-- Extracted material follows --

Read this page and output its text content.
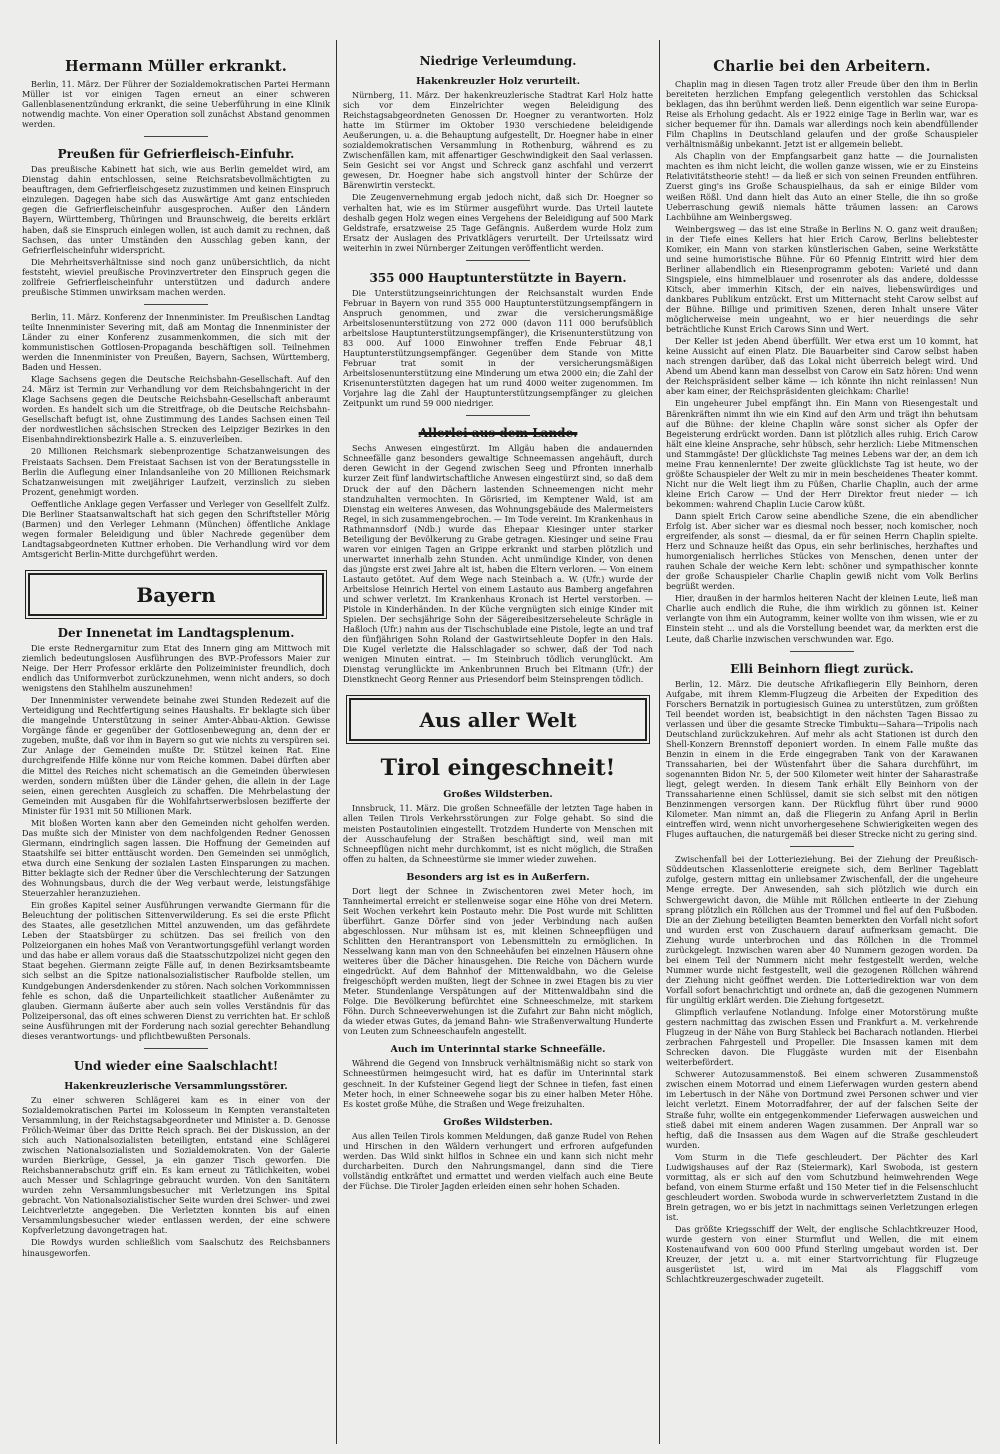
Hermann Müller erkrankt.

Berlin, 11. März. Der Führer der Sozialdemokratischen Partei Hermann Müller ist vor einigen Tagen erneut an einer schweren Gallenblasenentzündung erkrankt, die seine Ueberführung in eine Klinik notwendig machte. Von einer Operation soll zunächst Abstand genommen werden.

Preußen für Gefrierfleisch-Einfuhr.

Das preußische Kabinett hat sich, wie aus Berlin gemeldet wird, am Dienstag dahin entschlossen, seine Reichsratsbevollmächtigten zu beauftragen, dem Gefrierfleischgesetz zuzustimmen und keinen Einspruch einzulegen. Dagegen habe sich das Auswärtige Amt ganz entschieden gegen die Gefrierfleischeinfuhr ausgesprochen. Außer den Ländern Bayern, Württemberg, Thüringen und Braunschweig, die bereits erklärt haben, daß sie Einspruch einlegen wollen, ist auch damit zu rechnen, daß Sachsen, das unter Umständen den Ausschlag geben kann, der Gefrierfleischeinfuhr widerspricht.

Die Mehrheitsverhältnisse sind noch ganz unübersichtlich, da nicht feststeht, wieviel preußische Provinzvertreter den Einspruch gegen die zollfreie Gefrierfleischeinfuhr unterstützen und dadurch andere preußische Stimmen unwirksam machen werden.

Berlin, 11. März. Konferenz der Innenminister. Im Preußischen Landtag teilte Innenminister Severing mit, daß am Montag die Innenminister der Länder zu einer Konferenz zusammenkommen, die sich mit der kommunistischen Gottlosen-Propaganda beschäftigen soll. Teilnehmen werden die Innenminister von Preußen, Bayern, Sachsen, Württemberg, Baden und Hessen.

Klage Sachsens gegen die Deutsche Reichsbahn-Gesellschaft. Auf den 24. März ist Termin zur Verhandlung vor dem Reichsbahngericht in der Klage Sachsens gegen die Deutsche Reichsbahn-Gesellschaft anberaumt worden. Es handelt sich um die Streitfrage, ob die Deutsche Reichsbahn-Gesellschaft befugt ist, ohne Zustimmung des Landes Sachsen einen Teil der nordwestlichen sächsischen Strecken des Leipziger Bezirkes in den Eisenbahndirektionsbezirk Halle a. S. einzuverleiben.

20 Millionen Reichsmark siebenprozentige Schatzanweisungen des Freistaats Sachsen. Dem Freistaat Sachsen ist von der Beratungsstelle in Berlin die Auflegung einer Inlandsanleihe von 20 Millionen Reichsmark Schatzanweisungen mit zweijähriger Laufzeit, verzinslich zu sieben Prozent, genehmigt worden.

Oeffentliche Anklage gegen Verfasser und Verleger von Gesellfelt Zulfz. Die Berliner Staatsanwaltschaft hat sich gegen den Schriftsteller Mörig (Barmen) und den Verleger Lehmann (München) öffentliche Anklage wegen formaler Beleidigung und übler Nachrede gegenüber dem Landtagsabgeordneten Kuttner erhoben. Die Verhandlung wird vor dem Amtsgericht Berlin-Mitte durchgeführt werden.

Bayern
Der Innenetat im Landtagsplenum.

Die erste Rednergarnitur zum Etat des Innern ging am Mittwoch mit ziemlich bedeutungslosen Ausführungen des BVP.-Professors Maier zur Neige. Der Herr Professor erklärte den Polizeiminister freundlich, doch endlich das Uniformverbot zurückzunehmen, wenn nicht anders, so doch wenigstens den Stahlhelm auszunehmen!

Der Innenminister verwendete beinahe zwei Stunden Redezeit auf die Verteidigung und Rechtfertigung seines Haushalts. Er beklagte sich über die mangelnde Unterstützung in seiner Amter-Abbau-Aktion. Gewisse Vorgänge fände er gegenüber der Gottlosenbewegung an, denn der er zugeben, mußte, daß vor ihm in Bayern so gut wie nichts zu verspüren sei. Zur Anlage der Gemeinden mußte Dr. Stützel keinen Rat. Eine durchgreifende Hilfe könne nur vom Reiche kommen. Dabei dürften aber die Mittel des Reiches nicht schematisch an die Gemeinden überwiesen werden, sondern müßten über die Länder gehen, die allein in der Lage seien, einen gerechten Ausgleich zu schaffen. Die Mehrbelastung der Gemeinden mit Ausgaben für die Wohlfahrtserwerbslosen bezifferte der Minister für 1931 mit 50 Millionen Mark.

Mit bloßen Worten kann aber den Gemeinden nicht geholfen werden. Das mußte sich der Minister von dem nachfolgenden Redner Genossen Giermann, eindringlich sagen lassen. Die Hoffnung der Gemeinden auf Staatshilfe sei bitter enttäuscht worden. Den Gemeinden sei unmöglich, etwa durch eine Senkung der sozialen Lasten Einsparungen zu machen. Bitter beklagte sich der Redner über die Verschlechterung der Satzungen des Wohnungsbaus, durch die der Weg verbaut werde, leistungsfähige Steuerzahler heranzuziehen.

Ein großes Kapitel seiner Ausführungen verwandte Giermann für die Beleuchtung der politischen Sittenverwilderung. Es sei die erste Pflicht des Staates, alle gesetzlichen Mittel anzuwenden, um das gefährdete Leben der Staatsbürger zu schützen. Das sei freilich von den Polizeiorganen ein hohes Maß von Verantwortungsgefühl verlangt worden und das habe er allem voraus daß die Staatsschutzpolizei nicht gegen den Staat begehen. Giermann zeigte Fälle auf, in denen Bezirksamtsbeamte sich selbst an die Spitze nationalsozialistischer Raufbolde stellen, um Kundgebungen Andersdenkender zu stören. Nach solchen Vorkommnissen fehle es schon, daß die Unparteilichkeit staatlicher Außenämter zu glauben. Giermann äußerte aber auch sein volles Verständnis für das Polizeipersonal, das oft eines schweren Dienst zu verrichten hat. Er schloß seine Ausführungen mit der Forderung nach sozial gerechter Behandlung dieses verantwortungs- und pflichtbewußten Personals.

Und wieder eine Saalschlacht!
Hakenkreuzlerische Versammlungsstörer.

Zu einer schweren Schlägerei kam es in einer von der Sozialdemokratischen Partei im Kolosseum in Kempten veranstalteten Versammlung, in der Reichstagsabgeordneter und Minister a. D. Genosse Frölich-Weimar über das Dritte Reich sprach. Bei der Diskussion, an der sich auch Nationalsozialisten beteiligten, entstand eine Schlägerei zwischen Nationalsozialisten und Sozialdemokraten. Von der Galerie wurden Bierkrüge, Gessel, ja ein ganzer Tisch geworfen. Die Reichsbannerabschutz griff ein. Es kam erneut zu Tätlichkeiten, wobei auch Messer und Schlagringe gebraucht wurden. Von den Sanitätern wurden zehn Versammlungsbesucher mit Verletzungen ins Spital gebracht. Von Nationalsozialistischer Seite wurden drei Schwer- und zwei Leichtverletzte angegeben. Die Verletzten konnten bis auf einen Versammlungsbesucher wieder entlassen werden, der eine schwere Kopfverletzung davongetragen hat.

Die Rowdys wurden schließlich vom Saalschutz des Reichsbanners hinausgeworfen.

Niedrige Verleumdung.
Hakenkreuzler Holz verurteilt.

Nürnberg, 11. März. Der hakenkreuzlerische Stadtrat Karl Holz hatte sich vor dem Einzelrichter wegen Beleidigung des Reichstagsabgeordneten Genossen Dr. Hoegner zu verantworten. Holz hatte im Stürmer im Oktober 1930 verschiedene beleidigende Aeußerungen, u. a. die Behauptung aufgestellt, Dr. Hoegner habe in einer sozialdemokratischen Versammlung in Rothenburg, während es zu Zwischenfällen kam, mit affenartiger Geschwindigkeit den Saal verlassen. Sein Gesicht sei vor Angst und Schreck ganz aschfahl und verzerrt gewesen, Dr. Hoegner habe sich angstvoll hinter der Schürze der Bärenwirtin versteckt.

Die Zeugenvernehmung ergab jedoch nicht, daß sich Dr. Hoegner so verhalten hat, wie es im Stürmer ausgeführt wurde. Das Urteil lautete deshalb gegen Holz wegen eines Vergehens der Beleidigung auf 500 Mark Geldstrafe, ersatzweise 25 Tage Gefängnis. Außerdem wurde Holz zum Ersatz der Auslagen des Privatklägers verurteilt. Der Urteilssatz wird weiterhin in zwei Nürnberger Zeitungen veröffentlicht werden.

355 000 Hauptunterstützte in Bayern.

Die Unterstützungseinrichtungen der Reichsanstalt wurden Ende Februar in Bayern von rund 355 000 Hauptunterstützungsempfängern in Anspruch genommen, und zwar die versicherungsmäßige Arbeitslosenunterstützung von 272 000 (davon 111 000 berufsüblich arbeitslose Hauptunterstützungsempfänger), die Krisenunterstützung von 83 000. Auf 1000 Einwohner treffen Ende Februar 48,1 Hauptunterstützungsempfänger. Gegenüber dem Stande von Mitte Februar trat somit in der versicherungsmäßigen Arbeitslosenunterstützung eine Minderung um etwa 2000 ein; die Zahl der Krisenunterstützten dagegen hat um rund 4000 weiter zugenommen. Im Vorjahre lag die Zahl der Hauptunterstützungsempfänger zu gleichen Zeitpunkt um rund 59 000 niedriger.

Allerlei aus dem Lande.

Sechs Anwesen eingestürzt. Im Allgäu haben die andauernden Schneefälle ganz besonders gewaltige Schneemassen angehäuft, durch deren Gewicht in der Gegend zwischen Seeg und Pfronten innerhalb kurzer Zeit fünf landwirtschaftliche Anwesen eingestürzt sind, so daß dem Druck der auf den Dächern lastenden Schneemengen nicht mehr standzuhalten vermochten. In Görisried, im Kemptener Wald, ist am Dienstag ein weiteres Anwesen, das Wohnungsgebäude des Malermeisters Regel, in sich zusammengebrochen. — Im Tode vereint. Im Krankenhaus in Rathmannsdorf (Ndb.) wurde das Ehepaar Kiesinger unter starker Beteiligung der Bevölkerung zu Grabe getragen. Kiesinger und seine Frau waren vor einigen Tagen an Grippe erkrankt und starben plötzlich und unerwartet innerhalb zehn Stunden. Acht unmündige Kinder, von denen das jüngste erst zwei Jahre alt ist, haben die Eltern verloren. — Von einem Lastauto getötet. Auf dem Wege nach Steinbach a. W. (Ufr.) wurde der Arbeitslose Heinrich Hertel von einem Lastauto aus Bamberg angefahren und schwer verletzt. Im Krankenhaus Kronach ist Hertel verstorben. — Pistole in Kinderhänden. In der Küche vergnügten sich einige Kinder mit Spielen. Der sechsjährige Sohn der Sägereibesitzerseheleute Schrägle in Haßloch (Ufr.) nahm aus der Tischschublade eine Pistole, legte an und traf den fünfjährigen Sohn Roland der Gastwirtsehleute Dopfer in den Hals. Die Kugel verletzte die Halsschlagader so schwer, daß der Tod nach wenigen Minuten eintrat. — Im Steinbruch tödlich verunglückt. Am Dienstag verunglückte im Ankenbrunnen Bruch bei Eltmann (Ufr.) der Dienstknecht Georg Renner aus Priesendorf beim Steinsprengen tödlich.

Aus aller Welt
Tirol eingeschneit!
Großes Wildsterben.

Innsbruck, 11. März. Die großen Schneefälle der letzten Tage haben in allen Teilen Tirols Verkehrsstörungen zur Folge gehabt. So sind die meisten Postautolinien eingestellt. Trotzdem Hunderte von Menschen mit der Ausschaufelung der Straßen beschäftigt sind, weil man mit Schneepflügen nicht mehr durchkommt, ist es nicht möglich, die Straßen offen zu halten, da Schneestürme sie immer wieder zuwehen.

Besonders arg ist es in Außerfern.

Dort liegt der Schnee in Zwischentoren zwei Meter hoch, im Tannheimertal erreicht er stellenweise sogar eine Höhe von drei Metern. Seit Wochen verkehrt kein Postauto mehr. Die Post wurde mit Schlitten überführt. Ganze Dörfer sind von jeder Verbindung nach außen abgeschlossen. Nur mühsam ist es, mit kleinen Schneepflügen und Schlitten den Herantransport von Lebensmitteln zu ermöglichen. In Nesselwang kann man von den Schneehäufen bei einzelnen Häusern ohne weiteres über die Dächer hinausgehen. Die Reiche von Dächern wurde eingedrückt. Auf dem Bahnhof der Mittenwaldbahn, wo die Geleise freigeschöpft werden mußten, liegt der Schnee in zwei Etagen bis zu vier Meter. Stundenlange Verspätungen auf der Mittenwaldbahn sind die Folge. Die Bevölkerung befürchtet eine Schneeschmelze, mit starkem Föhn. Durch Schneeverwehungen ist die Zufahrt zur Bahn nicht möglich, da wieder etwas Gutes, da jemand Bahn- wie Straßenverwaltung Hunderte von Leuten zum Schneeschaufeln angestellt.

Auch im Unterinntal starke Schneefälle.

Während die Gegend von Innsbruck verhältnismäßig nicht so stark von Schneestürmen heimgesucht wird, hat es dafür im Unterinntal stark geschneit. In der Kufsteiner Gegend liegt der Schnee in tiefen, fast einen Meter hoch, in einer Schneewehe sogar bis zu einer halben Meter Höhe. Es kostet große Mühe, die Straßen und Wege freizuhalten.

Großes Wildsterben.

Aus allen Teilen Tirols kommen Meldungen, daß ganze Rudel von Rehen und Hirschen in den Wäldern verhungert und erfroren aufgefunden werden. Das Wild sinkt hilflos in Schnee ein und kann sich nicht mehr durcharbeiten. Durch den Nahrungsmangel, dann sind die Tiere vollständig entkräftet und ermattet und werden vielfach auch eine Beute der Füchse. Die Tiroler Jagden erleiden einen sehr hohen Schaden.

Charlie bei den Arbeitern.

Chaplin mag in diesen Tagen trotz aller Freude über den ihm in Berlin bereiteten herzlichen Empfang gelegentlich verstohlen das Schicksal beklagen, das ihn berühmt werden ließ. Denn eigentlich war seine Europa-Reise als Erholung gedacht. Als er 1922 einige Tage in Berlin war, war es sicher bequemer für ihn. Damals war allerdings noch kein abendfüllender Film Chaplins in Deutschland gelaufen und der große Schauspieler verhältnismäßig unbekannt. Jetzt ist er allgemein beliebt.

Als Chaplin von der Empfangsarbeit ganz hatte — die Journalisten machten es ihm nicht leicht, die wollen ganze wissen, wie er zu Einsteins Relativitätstheorie steht! — da ließ er sich von seinen Freunden entführen. Zuerst ging's ins Große Schauspielhaus, da sah er einige Bilder vom weißen Rößl. Und dann hielt das Auto an einer Stelle, die ihn so große Ueberraschung gewiß niemals hätte träumen lassen: an Carows Lachbühne am Weinbergsweg.

Weinbergsweg — das ist eine Straße in Berlins N. O. ganz weit draußen; in der Tiefe eines Kellers hat hier Erich Carow, Berlins beliebtester Komiker, ein Mann von starken künstlerischen Gaben, seine Werkstätte und seine humoristische Bühne. Für 60 Pfennig Eintritt wird hier dem Berliner allabendlich ein Riesenprogramm geboten: Varieté und dann Singspiele, eins himmelblauer und rosenroter als das andere, doldessse Kitsch, aber immerhin Kitsch, der ein naives, liebenswürdiges und dankbares Publikum entzückt. Erst um Mitternacht steht Carow selbst auf der Bühne. Billige und primitiven Szenen, deren Inhalt unsere Väter möglicherweise mein ungeahnt, wo er hier neuerdings die sehr beträchtliche Kunst Erich Carows Sinn und Wert.

Der Keller ist jeden Abend überfüllt. Wer etwa erst um 10 kommt, hat keine Aussicht auf einen Platz. Die Bauarbeiter sind Carow selbst haben nach strengen darüber, daß das Lokal nicht überreich belegt wird. Und Abend um Abend kann man desselbst von Carow ein Satz hören: Und wenn der Reichspräsident selber käme — ich könnte ihn nicht reinlassen! Nun aber kam einer, der Reichspräsidenten gleichkam: Charlie!

Ein ungeheurer Jubel empfängt ihn. Ein Mann von Riesengestalt und Bärenkräften nimmt ihn wie ein Kind auf den Arm und trägt ihn behutsam auf die Bühne: der kleine Chaplin wäre sonst sicher als Opfer der Begeisterung erdrückt worden. Dann ist plötzlich alles ruhig. Erich Carow hält eine kleine Ansprache, sehr hübsch, sehr herzlich: Liebe Mitmenschen und Stammgäste! Der glücklichste Tag meines Lebens war der, an dem ich meine Frau kennenlernte! Der zweite glücklichste Tag ist heute, wo der größte Schauspieler der Welt zu mir in mein bescheidenes Theater kommt. Nicht nur die Welt liegt ihm zu Füßen, Charlie Chaplin, auch der arme kleine Erich Carow — Und der Herr Direktor freut nieder — ich bekommen: wahrend Chaplin Lucie Carow küßt.

Dann spielt Erich Carow seine abendliche Szene, die ein abendlicher Erfolg ist. Aber sicher war es diesmal noch besser, noch komischer, noch ergreifender, als sonst — diesmal, da er für seinen Herrn Chaplin spielte. Herz und Schnauze heißt das Opus, ein sehr berlinisches, herzhaftes und humorgenialisch herrliches Stückes von Menschen, denen unter der rauhen Schale der weiche Kern lebt: schöner und sympathischer konnte der große Schauspieler Charlie Chaplin gewiß nicht vom Volk Berlins begrüßt werden.

Hier, draußen in der harmlos heiteren Nacht der kleinen Leute, ließ man Charlie auch endlich die Ruhe, die ihm wirklich zu gönnen ist. Keiner verlangte von ihm ein Autogramm, keiner wollte von ihm wissen, wie er zu Einstein steht ... und als die Vorstellung beendet war, da merkten erst die Leute, daß Charlie inzwischen verschwunden war. Ego.

Elli Beinhorn fliegt zurück.

Berlin, 12. März. Die deutsche Afrikafliegerin Elly Beinhorn, deren Aufgabe, mit ihrem Klemm-Flugzeug die Arbeiten der Expedition des Forschers Bernatzik in portugiesisch Guinea zu unterstützen, zum größten Teil beendet worden ist, beabsichtigt in den nächsten Tagen Bissao zu verlassen und über die gesamte Strecke Timbuktu—Sahara—Tripolis nach Deutschland zurückzukehren. Auf mehr als acht Stationen ist durch den Shell-Konzern Brennstoff deponiert worden. In einem Falle mußte das Benzin in einem in die Erde eingegraben Tank von der Karawanen Transsaharien, bei der Wüstenfahrt über die Sahara durchführt, im sogenannten Bidon Nr. 5, der 500 Kilometer weit hinter der Saharastraße liegt, gelegt werden. In diesem Tank erhält Elly Beinhorn von der Transsaharienne einen Schlüssel, damit sie sich selbst mit den nötigen Benzinmengen versorgen kann. Der Rückflug führt über rund 9000 Kilometer. Man nimmt an, daß die Fliegerin zu Anfang April in Berlin eintreffen wird, wenn nicht unvorhergesehene Schwierigkeiten wegen des Fluges auftauchen, die naturgemäß bei dieser Strecke nicht zu gering sind.

Zwischenfall bei der Lotterieziehung. Bei der Ziehung der Preußisch-Süddeutschen Klassenlotterie ereignete sich, dem Berliner Tageblatt zufolge, gestern mittag ein unliebsamer Zwischenfall, der die ungeheure Menge erregte. Der Anwesenden, sah sich plötzlich wie durch ein Schwergewicht davon, die Mühle mit Röllchen entleerte in der Ziehung sprang plötzlich ein Röllchen aus der Trommel und fiel auf den Fußboden. Die an der Ziehung beteiligten Beamten bemerkten den Vorfall nicht sofort und wurden erst von Zuschauern darauf aufmerksam gemacht. Die Ziehung wurde unterbrochen und das Röllchen in die Trommel zurückgelegt. Inzwischen waren aber 40 Nummern gezogen worden. Da bei einem Teil der Nummern nicht mehr festgestellt werden, welche Nummer wurde nicht festgestellt, weil die gezogenen Röllchen während der Ziehung nicht geöffnet werden. Die Lotteriedirektion war von dem Vorfall sofort benachrichtigt und ordnete an, daß die gezogenen Nummern für ungültig erklärt werden. Die Ziehung fortgesetzt.

Glimpflich verlaufene Notlandung. Infolge einer Motorstörung mußte gestern nachmittag das zwischen Essen und Frankfurt a. M. verkehrende Flugzeug in der Nähe von Burg Stahleck bei Bacharach notlanden. Hierbei zerbrachen Fahrgestell und Propeller. Die Insassen kamen mit dem Schrecken davon. Die Fluggäste wurden mit der Eisenbahn weiterbefördert.

Schwerer Autozusammenstoß. Bei einem schweren Zusammenstoß zwischen einem Motorrad und einem Lieferwagen wurden gestern abend im Lebertusch in der Nähe von Dortmund zwei Personen schwer und vier leicht verletzt. Einem Motorradfahrer, der auf der falschen Seite der Straße fuhr, wollte ein entgegenkommender Lieferwagen ausweichen und stieß dabei mit einem anderen Wagen zusammen. Der Anprall war so heftig, daß die Insassen aus dem Wagen auf die Straße geschleudert wurden.

Vom Sturm in die Tiefe geschleudert. Der Pächter des Karl Ludwigshauses auf der Raz (Steiermark), Karl Swoboda, ist gestern vormittag, als er sich auf den vom Schutzbund heimwehrenden Wege befand, von einem Sturme erfaßt und 150 Meter tief in die Felsenschlucht geschleudert worden. Swoboda wurde in schwerverletztem Zustand in die Brein getragen, wo er bis jetzt in nachmittags seinen Verletzungen erlegen ist.

Das größte Kriegsschiff der Welt, der englische Schlachtkreuzer Hood, wurde gestern von einer Sturmflut und Wellen, die mit einem Kostenaufwand von 600 000 Pfund Sterling umgebaut worden ist. Der Kreuzer, der jetzt u. a. mit einer Startvorrichtung für Flugzeuge ausgerüstet ist, wird im Mai als Flaggschiff vom Schlachtkreuzergeschwader zugeteilt.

-- Extracted material concluded --

Task goal:
Search the preceding listing for the word "verlassen" and pull out every line that holds it.

Response to the task:
Nürnberg, 11. März. Der hakenkreuzlerische Stadtrat Karl Holz hatte sich vor dem Einzelrichter wegen Beleidigung des Reichstagsabgeordneten Genossen Dr. Hoegner zu verantworten. Holz hatte im Stürmer im Oktober 1930 verschiedene beleidigende Aeußerungen, u. a. die Behauptung aufgestellt, Dr. Hoegner habe in einer sozialdemokratischen Versammlung in Rothenburg, während es zu Zwischenfällen kam, mit affenartiger Geschwindigkeit den Saal verlassen. Sein Gesicht sei vor Angst und Schreck ganz aschfahl und verzerrt gewesen, Dr. Hoegner habe sich angstvoll hinter der Schürze der Bärenwirtin versteckt.
Berlin, 12. März. Die deutsche Afrikafliegerin Elly Beinhorn, deren Aufgabe, mit ihrem Klemm-Flugzeug die Arbeiten der Expedition des Forschers Bernatzik in portugiesisch Guinea zu unterstützen, zum größten Teil beendet worden ist, beabsichtigt in den nächsten Tagen Bissao zu verlassen und über die gesamte Strecke Timbuktu—Sahara—Tripolis nach Deutschland zurückzukehren. Auf mehr als acht Stationen ist durch den Shell-Konzern Brennstoff deponiert worden. In einem Falle mußte das Benzin in einem in die Erde eingegraben Tank von der Karawanen Transsaharien, bei der Wüstenfahrt über die Sahara durchführt, im sogenannten Bidon Nr. 5, der 500 Kilometer weit hinter der Saharastraße liegt, gelegt werden. In diesem Tank erhält Elly Beinhorn von der Transsaharienne einen Schlüssel, damit sie sich selbst mit den nötigen Benzinmengen versorgen kann. Der Rückflug führt über rund 9000 Kilometer. Man nimmt an, daß die Fliegerin zu Anfang April in Berlin eintreffen wird, wenn nicht unvorhergesehene Schwierigkeiten wegen des Fluges auftauchen, die naturgemäß bei dieser Strecke nicht zu gering sind.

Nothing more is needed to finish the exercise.